> **WHAT IS REQUIRED**:
Extract every line that contains the word "support".

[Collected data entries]
※ ※ ※

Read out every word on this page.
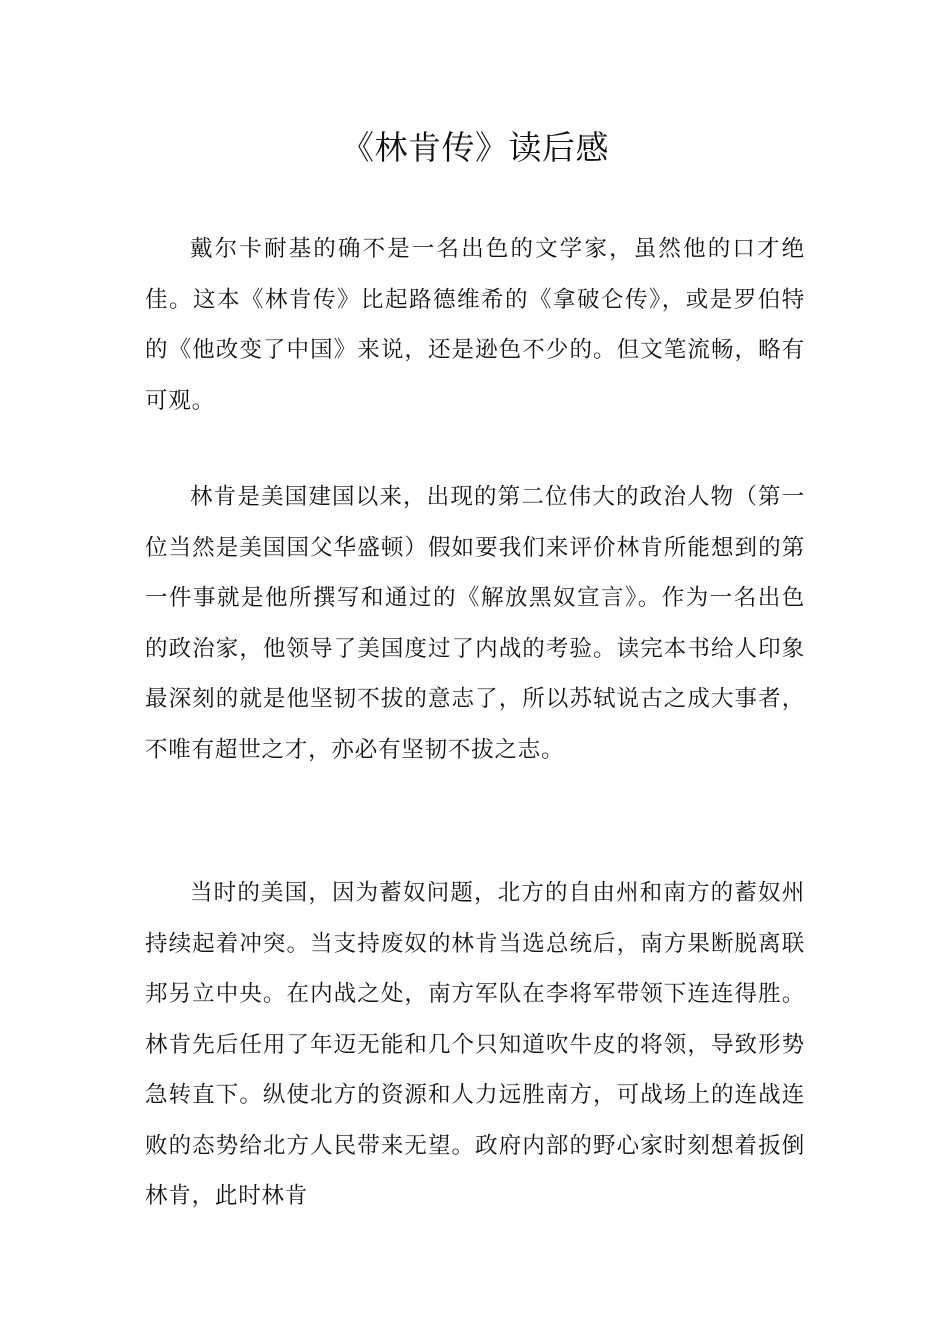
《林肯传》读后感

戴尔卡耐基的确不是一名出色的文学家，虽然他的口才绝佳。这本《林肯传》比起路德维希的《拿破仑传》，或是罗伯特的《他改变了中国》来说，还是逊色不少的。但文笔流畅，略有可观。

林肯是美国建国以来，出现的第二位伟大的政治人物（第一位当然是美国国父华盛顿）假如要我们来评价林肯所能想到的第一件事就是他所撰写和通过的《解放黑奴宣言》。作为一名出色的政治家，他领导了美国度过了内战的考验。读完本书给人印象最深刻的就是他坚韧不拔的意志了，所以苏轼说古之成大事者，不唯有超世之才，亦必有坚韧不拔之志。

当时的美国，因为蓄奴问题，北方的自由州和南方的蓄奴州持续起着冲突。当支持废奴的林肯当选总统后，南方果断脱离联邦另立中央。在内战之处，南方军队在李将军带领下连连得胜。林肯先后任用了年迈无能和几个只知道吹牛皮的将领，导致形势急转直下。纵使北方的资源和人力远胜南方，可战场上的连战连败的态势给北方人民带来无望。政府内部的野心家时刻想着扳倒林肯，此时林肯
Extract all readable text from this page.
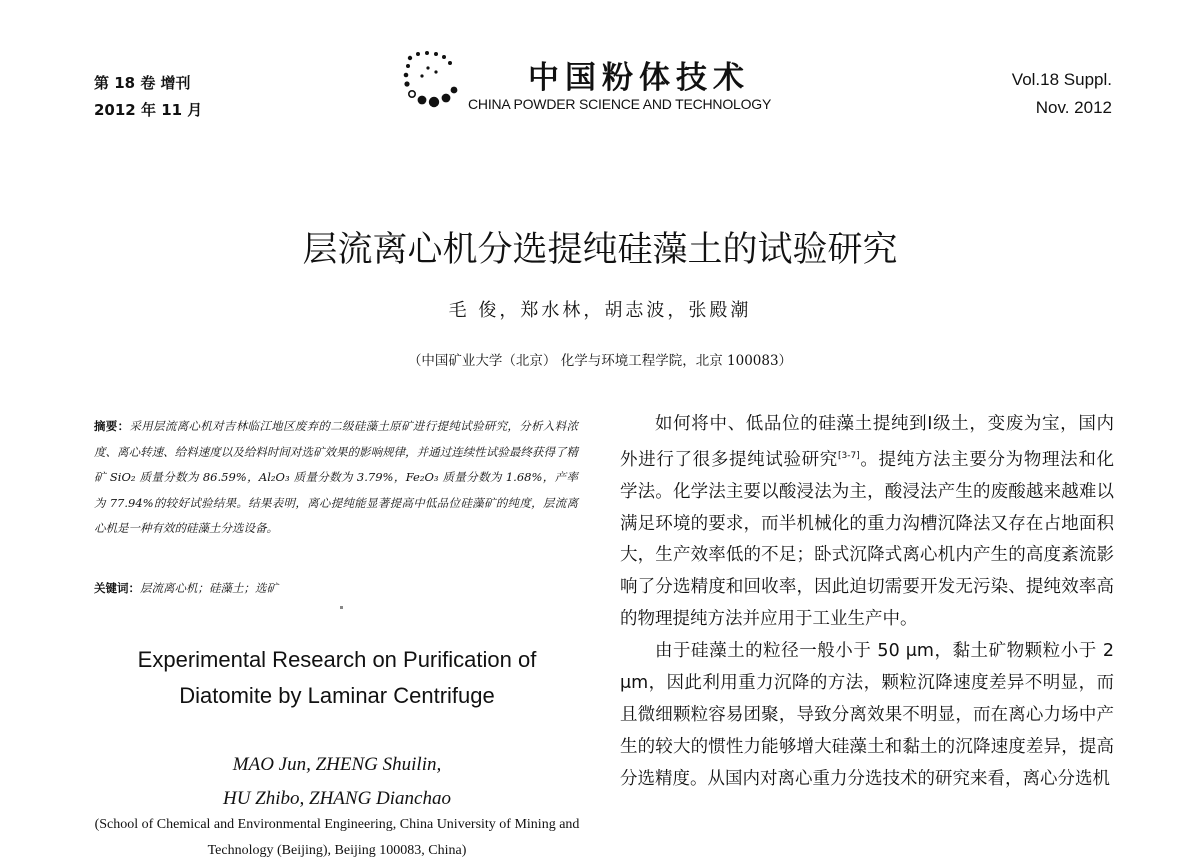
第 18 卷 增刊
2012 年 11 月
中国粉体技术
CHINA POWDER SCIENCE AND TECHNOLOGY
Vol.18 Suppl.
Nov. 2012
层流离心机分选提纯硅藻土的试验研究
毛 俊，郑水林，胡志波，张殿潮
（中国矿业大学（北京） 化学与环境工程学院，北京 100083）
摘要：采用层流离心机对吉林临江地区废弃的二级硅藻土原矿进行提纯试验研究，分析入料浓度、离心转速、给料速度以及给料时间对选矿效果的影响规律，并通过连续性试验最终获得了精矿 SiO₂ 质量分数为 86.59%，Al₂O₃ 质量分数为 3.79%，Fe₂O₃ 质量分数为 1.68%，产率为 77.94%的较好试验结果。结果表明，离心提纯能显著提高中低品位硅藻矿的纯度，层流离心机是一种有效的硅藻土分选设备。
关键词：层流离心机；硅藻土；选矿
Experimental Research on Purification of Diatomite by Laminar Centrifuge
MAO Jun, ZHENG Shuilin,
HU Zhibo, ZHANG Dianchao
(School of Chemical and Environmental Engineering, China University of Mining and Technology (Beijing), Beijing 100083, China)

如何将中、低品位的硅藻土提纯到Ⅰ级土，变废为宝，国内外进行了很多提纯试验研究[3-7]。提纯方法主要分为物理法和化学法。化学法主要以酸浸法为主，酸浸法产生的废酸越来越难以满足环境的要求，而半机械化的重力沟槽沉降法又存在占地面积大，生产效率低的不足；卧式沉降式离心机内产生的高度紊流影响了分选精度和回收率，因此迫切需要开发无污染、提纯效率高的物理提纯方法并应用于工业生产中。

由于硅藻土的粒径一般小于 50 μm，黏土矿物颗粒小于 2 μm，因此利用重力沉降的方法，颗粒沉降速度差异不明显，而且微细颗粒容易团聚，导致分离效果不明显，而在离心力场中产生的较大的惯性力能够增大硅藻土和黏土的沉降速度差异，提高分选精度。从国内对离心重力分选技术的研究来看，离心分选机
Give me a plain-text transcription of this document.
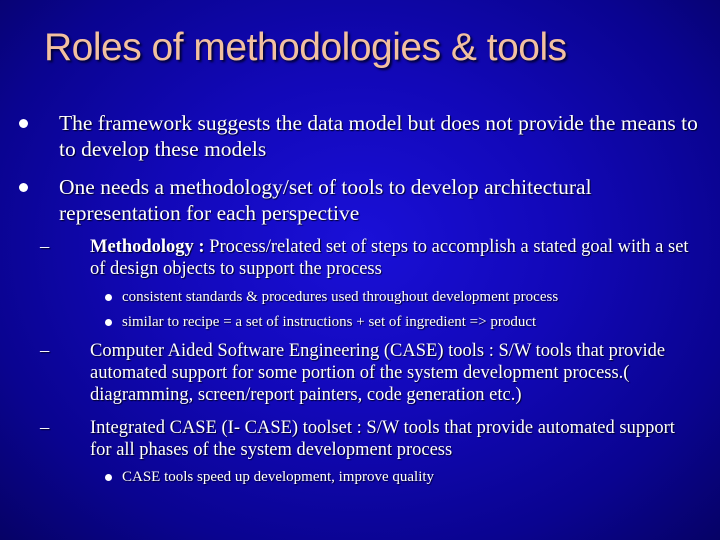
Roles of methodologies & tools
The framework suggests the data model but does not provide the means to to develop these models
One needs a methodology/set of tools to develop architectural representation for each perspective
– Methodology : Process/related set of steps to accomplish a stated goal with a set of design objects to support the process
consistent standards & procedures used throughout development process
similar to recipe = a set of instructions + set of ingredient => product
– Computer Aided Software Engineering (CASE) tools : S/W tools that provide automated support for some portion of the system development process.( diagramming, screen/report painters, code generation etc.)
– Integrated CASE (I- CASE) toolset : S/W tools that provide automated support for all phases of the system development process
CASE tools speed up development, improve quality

※ ※ ※

> **FINAL RESULT**:
– Methodology : Process/related set of steps to accomplish a stated goal with a set of design objects to support the process
– Computer Aided Software Engineering (CASE) tools : S/W tools that provide automated support for some portion of the system development process.( diagramming, screen/report painters, code generation etc.)
– Integrated CASE (I- CASE) toolset : S/W tools that provide automated support for all phases of the system development process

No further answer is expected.